▶ Exercise requirements: Search the records for "Import" and copy each line that holds it.

(Records about charts and figures)
**********
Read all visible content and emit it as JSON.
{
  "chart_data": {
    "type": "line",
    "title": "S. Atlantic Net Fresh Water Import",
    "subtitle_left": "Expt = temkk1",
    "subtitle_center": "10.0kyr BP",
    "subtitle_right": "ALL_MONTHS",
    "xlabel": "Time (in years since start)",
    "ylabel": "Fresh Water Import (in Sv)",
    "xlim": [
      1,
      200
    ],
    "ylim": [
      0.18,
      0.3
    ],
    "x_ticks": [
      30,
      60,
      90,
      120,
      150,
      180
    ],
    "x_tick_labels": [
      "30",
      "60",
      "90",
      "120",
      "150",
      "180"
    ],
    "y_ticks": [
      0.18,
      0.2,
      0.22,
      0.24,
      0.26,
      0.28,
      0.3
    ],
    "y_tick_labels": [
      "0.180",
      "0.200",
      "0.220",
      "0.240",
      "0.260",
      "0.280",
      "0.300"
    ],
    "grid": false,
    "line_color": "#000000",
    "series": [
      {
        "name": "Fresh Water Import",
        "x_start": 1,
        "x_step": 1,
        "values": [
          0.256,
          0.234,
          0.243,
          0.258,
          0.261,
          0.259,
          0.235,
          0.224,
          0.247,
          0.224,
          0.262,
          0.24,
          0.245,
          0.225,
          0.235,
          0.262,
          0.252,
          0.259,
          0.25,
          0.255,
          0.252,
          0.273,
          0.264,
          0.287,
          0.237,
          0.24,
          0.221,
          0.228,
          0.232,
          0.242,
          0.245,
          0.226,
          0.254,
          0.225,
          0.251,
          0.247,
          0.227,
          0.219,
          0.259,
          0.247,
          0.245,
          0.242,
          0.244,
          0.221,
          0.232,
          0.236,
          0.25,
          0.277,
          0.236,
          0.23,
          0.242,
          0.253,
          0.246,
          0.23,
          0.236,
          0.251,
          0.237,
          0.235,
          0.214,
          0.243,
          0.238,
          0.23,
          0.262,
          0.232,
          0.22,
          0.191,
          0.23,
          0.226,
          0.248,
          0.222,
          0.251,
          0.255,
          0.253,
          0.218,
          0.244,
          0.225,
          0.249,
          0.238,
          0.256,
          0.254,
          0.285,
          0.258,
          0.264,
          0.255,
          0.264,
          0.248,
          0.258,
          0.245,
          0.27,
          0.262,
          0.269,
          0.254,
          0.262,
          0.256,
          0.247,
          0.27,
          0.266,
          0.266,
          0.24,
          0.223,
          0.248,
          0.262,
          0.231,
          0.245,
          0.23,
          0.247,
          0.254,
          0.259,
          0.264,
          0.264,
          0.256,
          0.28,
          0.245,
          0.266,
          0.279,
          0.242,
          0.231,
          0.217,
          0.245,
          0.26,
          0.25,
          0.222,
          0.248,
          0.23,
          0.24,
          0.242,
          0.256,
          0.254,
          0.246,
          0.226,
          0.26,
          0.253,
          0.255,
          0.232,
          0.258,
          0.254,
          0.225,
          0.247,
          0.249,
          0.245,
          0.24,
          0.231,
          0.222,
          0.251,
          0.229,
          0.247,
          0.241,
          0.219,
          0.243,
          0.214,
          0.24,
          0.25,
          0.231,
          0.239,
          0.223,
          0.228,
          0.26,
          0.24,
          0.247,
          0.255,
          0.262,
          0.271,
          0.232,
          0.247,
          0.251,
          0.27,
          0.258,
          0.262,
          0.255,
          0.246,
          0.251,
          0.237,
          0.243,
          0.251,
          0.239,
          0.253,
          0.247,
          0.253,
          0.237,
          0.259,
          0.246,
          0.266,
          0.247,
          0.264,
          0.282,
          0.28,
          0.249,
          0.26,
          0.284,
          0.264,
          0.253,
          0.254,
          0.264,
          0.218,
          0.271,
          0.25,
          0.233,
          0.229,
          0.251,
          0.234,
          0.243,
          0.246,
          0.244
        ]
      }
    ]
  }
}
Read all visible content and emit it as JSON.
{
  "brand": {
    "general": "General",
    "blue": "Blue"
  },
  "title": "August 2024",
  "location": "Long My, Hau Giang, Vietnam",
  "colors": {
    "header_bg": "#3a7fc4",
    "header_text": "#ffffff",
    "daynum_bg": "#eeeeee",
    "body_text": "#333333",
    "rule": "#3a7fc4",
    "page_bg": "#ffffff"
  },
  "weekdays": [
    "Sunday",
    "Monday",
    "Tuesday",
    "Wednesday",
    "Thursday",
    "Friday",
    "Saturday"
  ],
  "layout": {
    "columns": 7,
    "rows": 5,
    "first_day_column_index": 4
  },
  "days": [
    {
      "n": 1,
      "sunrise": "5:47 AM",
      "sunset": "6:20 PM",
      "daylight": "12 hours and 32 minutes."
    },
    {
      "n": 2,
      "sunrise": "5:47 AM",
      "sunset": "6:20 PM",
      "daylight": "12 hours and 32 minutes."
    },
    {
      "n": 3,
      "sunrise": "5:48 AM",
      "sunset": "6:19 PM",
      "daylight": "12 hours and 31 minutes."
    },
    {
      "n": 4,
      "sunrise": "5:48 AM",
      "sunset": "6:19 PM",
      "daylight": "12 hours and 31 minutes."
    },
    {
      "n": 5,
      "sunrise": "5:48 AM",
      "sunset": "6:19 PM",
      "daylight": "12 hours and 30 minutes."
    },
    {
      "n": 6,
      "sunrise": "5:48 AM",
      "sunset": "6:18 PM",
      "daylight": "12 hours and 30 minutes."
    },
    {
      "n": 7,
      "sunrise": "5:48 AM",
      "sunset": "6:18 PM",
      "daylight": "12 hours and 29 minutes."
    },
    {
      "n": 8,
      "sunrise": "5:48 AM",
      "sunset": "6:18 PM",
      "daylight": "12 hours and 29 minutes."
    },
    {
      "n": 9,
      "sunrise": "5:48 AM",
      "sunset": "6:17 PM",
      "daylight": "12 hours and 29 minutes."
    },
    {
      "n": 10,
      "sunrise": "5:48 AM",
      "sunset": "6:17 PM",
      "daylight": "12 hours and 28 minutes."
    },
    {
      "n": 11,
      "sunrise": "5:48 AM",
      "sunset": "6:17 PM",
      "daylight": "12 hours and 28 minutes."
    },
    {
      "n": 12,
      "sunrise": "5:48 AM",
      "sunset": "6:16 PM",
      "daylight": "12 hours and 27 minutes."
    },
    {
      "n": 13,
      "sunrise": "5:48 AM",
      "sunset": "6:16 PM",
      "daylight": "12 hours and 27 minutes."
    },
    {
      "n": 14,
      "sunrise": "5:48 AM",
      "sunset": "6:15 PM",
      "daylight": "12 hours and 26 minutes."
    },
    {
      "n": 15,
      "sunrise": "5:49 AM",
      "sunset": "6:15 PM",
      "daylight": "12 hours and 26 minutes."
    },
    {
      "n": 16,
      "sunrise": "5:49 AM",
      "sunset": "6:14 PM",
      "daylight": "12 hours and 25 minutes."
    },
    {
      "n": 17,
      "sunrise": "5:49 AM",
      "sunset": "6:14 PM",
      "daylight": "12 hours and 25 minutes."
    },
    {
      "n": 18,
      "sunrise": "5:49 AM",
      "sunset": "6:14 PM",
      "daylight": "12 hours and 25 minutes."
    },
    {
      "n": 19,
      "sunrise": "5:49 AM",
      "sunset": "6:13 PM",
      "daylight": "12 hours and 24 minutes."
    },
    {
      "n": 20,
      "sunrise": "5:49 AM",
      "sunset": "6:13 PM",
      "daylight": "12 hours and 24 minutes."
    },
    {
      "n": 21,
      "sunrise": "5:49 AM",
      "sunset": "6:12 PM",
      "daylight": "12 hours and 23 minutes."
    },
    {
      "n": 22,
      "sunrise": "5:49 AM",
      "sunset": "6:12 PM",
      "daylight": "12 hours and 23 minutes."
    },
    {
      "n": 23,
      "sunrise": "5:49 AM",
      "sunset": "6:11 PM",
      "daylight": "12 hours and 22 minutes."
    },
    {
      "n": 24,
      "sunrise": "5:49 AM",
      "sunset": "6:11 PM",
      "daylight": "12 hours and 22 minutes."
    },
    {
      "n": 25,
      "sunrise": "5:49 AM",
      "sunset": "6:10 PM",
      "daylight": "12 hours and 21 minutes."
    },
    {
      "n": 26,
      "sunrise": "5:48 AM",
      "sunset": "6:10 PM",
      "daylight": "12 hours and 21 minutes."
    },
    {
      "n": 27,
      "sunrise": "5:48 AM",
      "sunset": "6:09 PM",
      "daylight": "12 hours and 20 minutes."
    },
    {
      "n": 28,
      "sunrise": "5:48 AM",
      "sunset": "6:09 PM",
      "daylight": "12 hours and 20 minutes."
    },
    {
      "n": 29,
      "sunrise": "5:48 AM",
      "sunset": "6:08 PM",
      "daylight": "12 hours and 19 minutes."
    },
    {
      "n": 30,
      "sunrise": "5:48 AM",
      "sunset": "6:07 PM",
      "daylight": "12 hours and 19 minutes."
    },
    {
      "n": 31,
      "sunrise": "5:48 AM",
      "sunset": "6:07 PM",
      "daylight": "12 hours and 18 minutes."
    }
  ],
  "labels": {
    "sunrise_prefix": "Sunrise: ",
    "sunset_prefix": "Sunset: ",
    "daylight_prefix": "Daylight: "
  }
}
**********
▶ Result of the task:
    "title": "S. Atlantic Net Fresh Water Import",
    "ylabel": "Fresh Water Import (in Sv)",
        "name": "Fresh Water Import",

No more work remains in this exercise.